Identify each line of the records that contains the string "USドル", and copy those lines in full.

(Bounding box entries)
+ + + + +
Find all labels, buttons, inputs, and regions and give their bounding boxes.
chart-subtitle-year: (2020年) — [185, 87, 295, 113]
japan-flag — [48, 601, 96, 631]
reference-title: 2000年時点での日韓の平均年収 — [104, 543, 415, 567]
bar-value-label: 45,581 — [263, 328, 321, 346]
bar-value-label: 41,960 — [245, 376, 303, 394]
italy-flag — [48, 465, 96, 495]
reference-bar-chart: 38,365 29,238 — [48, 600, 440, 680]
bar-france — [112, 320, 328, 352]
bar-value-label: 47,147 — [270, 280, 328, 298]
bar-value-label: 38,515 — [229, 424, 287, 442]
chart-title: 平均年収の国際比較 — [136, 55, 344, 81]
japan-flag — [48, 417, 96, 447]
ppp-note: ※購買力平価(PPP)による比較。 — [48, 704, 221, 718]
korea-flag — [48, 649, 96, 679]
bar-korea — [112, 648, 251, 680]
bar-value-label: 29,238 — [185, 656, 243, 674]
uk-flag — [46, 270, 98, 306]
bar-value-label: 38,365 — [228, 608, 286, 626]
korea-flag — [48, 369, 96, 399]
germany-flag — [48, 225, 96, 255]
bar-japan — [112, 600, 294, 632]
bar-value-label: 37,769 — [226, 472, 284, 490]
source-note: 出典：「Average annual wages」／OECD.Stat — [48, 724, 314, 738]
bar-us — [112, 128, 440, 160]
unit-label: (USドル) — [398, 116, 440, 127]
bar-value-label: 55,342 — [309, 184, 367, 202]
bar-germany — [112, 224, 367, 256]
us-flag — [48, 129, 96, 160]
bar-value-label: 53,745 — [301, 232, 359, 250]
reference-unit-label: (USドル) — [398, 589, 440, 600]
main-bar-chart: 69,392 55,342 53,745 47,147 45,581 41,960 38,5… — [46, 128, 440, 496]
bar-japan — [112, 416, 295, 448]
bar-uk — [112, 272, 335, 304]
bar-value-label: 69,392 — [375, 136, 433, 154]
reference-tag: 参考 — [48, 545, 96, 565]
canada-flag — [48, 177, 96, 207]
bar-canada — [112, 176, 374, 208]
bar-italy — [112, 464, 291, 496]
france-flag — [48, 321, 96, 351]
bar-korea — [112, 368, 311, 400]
+ + + + +
* Task response
unit-label: (USドル) — [398, 116, 440, 127]
reference-unit-label: (USドル) — [398, 589, 440, 600]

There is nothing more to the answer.